DIRECTIVE: Among the lines below, count those containing the word "kind". Give the number only.

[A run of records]
>>>

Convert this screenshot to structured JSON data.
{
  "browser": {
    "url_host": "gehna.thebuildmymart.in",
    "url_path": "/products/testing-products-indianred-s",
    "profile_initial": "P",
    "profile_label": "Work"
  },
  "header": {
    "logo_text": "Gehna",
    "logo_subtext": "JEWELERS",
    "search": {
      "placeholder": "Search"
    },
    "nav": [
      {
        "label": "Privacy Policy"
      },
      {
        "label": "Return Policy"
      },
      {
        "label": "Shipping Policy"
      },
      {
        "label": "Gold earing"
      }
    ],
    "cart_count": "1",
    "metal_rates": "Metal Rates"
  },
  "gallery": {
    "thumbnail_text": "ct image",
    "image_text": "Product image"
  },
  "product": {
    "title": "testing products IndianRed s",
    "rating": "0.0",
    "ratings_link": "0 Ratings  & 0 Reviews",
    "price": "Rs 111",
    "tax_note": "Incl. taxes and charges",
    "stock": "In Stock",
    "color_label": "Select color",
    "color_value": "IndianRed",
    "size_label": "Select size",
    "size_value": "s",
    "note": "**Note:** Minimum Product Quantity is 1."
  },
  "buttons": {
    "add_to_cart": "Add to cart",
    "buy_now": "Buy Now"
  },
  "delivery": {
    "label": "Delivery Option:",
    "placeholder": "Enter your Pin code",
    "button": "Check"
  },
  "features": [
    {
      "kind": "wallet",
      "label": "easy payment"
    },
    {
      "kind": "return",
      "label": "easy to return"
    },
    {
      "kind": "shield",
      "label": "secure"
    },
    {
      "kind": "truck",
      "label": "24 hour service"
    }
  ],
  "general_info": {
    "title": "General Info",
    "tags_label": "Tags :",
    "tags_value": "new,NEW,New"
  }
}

<<<

SOLUTION FOR THIS EXERCISE: 4